> Challenge
Take each line that has the word "JSON" and return it.
****************
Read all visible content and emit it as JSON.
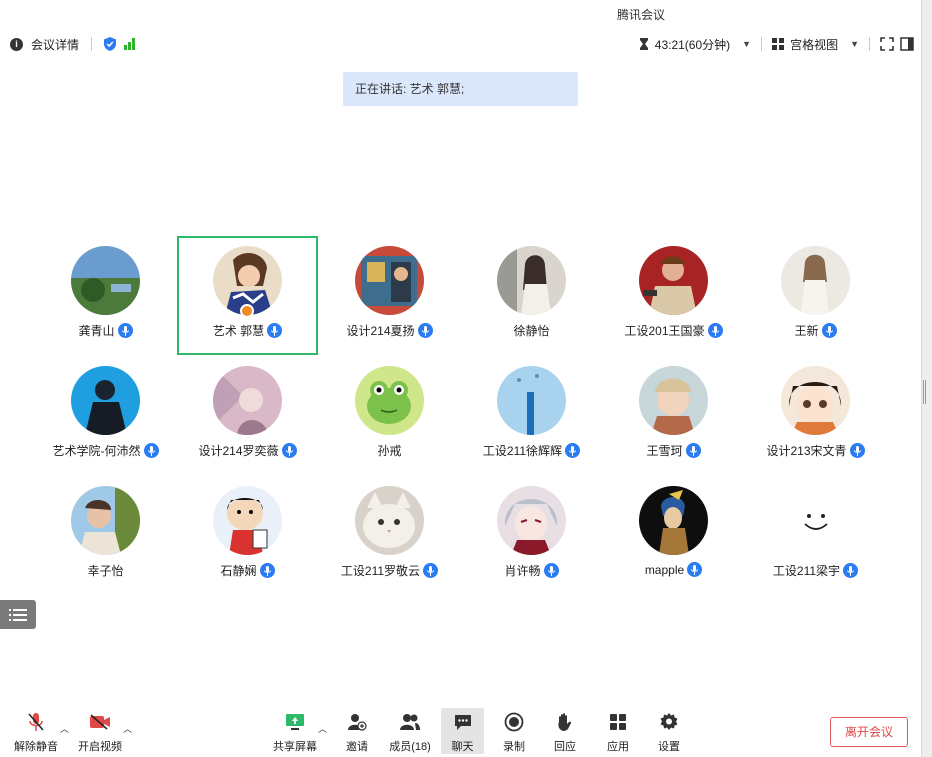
{
  "window": {
    "title": "腾讯会议"
  },
  "toolbar": {
    "meeting_info_label": "会议详情",
    "timer": "43:21(60分钟)",
    "view_label": "宫格视图"
  },
  "speaking": {
    "text": "正在讲话: 艺术 郭慧;"
  },
  "participants": [
    {
      "name": "龚青山",
      "mic": true,
      "active": false,
      "host": false
    },
    {
      "name": "艺术 郭慧",
      "mic": true,
      "active": true,
      "host": true
    },
    {
      "name": "设计214夏扬",
      "mic": true,
      "active": false,
      "host": false
    },
    {
      "name": "徐静怡",
      "mic": false,
      "active": false,
      "host": false
    },
    {
      "name": "工设201王国豪",
      "mic": true,
      "active": false,
      "host": false
    },
    {
      "name": "王新",
      "mic": true,
      "active": false,
      "host": false
    },
    {
      "name": "艺术学院-何沛然",
      "mic": true,
      "active": false,
      "host": false
    },
    {
      "name": "设计214罗奕薇",
      "mic": true,
      "active": false,
      "host": false
    },
    {
      "name": "孙戒",
      "mic": false,
      "active": false,
      "host": false
    },
    {
      "name": "工设211徐辉辉",
      "mic": true,
      "active": false,
      "host": false
    },
    {
      "name": "王雪珂",
      "mic": true,
      "active": false,
      "host": false
    },
    {
      "name": "设计213宋文青",
      "mic": true,
      "active": false,
      "host": false
    },
    {
      "name": "幸子怡",
      "mic": false,
      "active": false,
      "host": false
    },
    {
      "name": "石静娴",
      "mic": true,
      "active": false,
      "host": false
    },
    {
      "name": "工设211罗敬云",
      "mic": true,
      "active": false,
      "host": false
    },
    {
      "name": "肖许畅",
      "mic": true,
      "active": false,
      "host": false
    },
    {
      "name": "mapple",
      "mic": true,
      "active": false,
      "host": false
    },
    {
      "name": "工设211梁宇",
      "mic": true,
      "active": false,
      "host": false
    }
  ],
  "bottombar": {
    "unmute": "解除静音",
    "start_video": "开启视频",
    "share_screen": "共享屏幕",
    "invite": "邀请",
    "members": "成员(18)",
    "chat": "聊天",
    "record": "录制",
    "replay": "回应",
    "apps": "应用",
    "settings": "设置",
    "leave": "离开会议"
  },
  "colors": {
    "active_border": "#2eb86a",
    "mic_badge": "#2b7cf3",
    "speaking_bg": "#dbe8fb",
    "leave": "#e04848"
  }
}
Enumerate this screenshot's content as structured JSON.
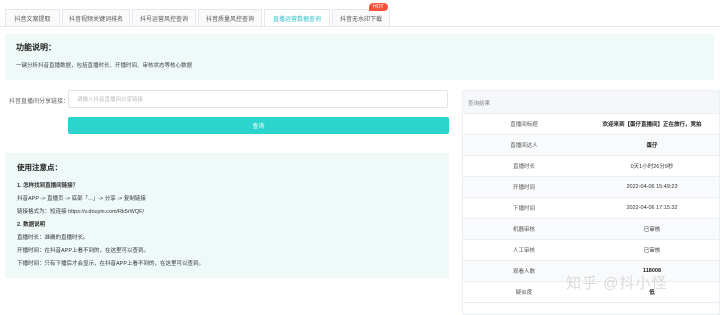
****************
> Solution to this exercise
Read all visible content and emit it as JSON.
Enumerate this screenshot's content as structured JSON.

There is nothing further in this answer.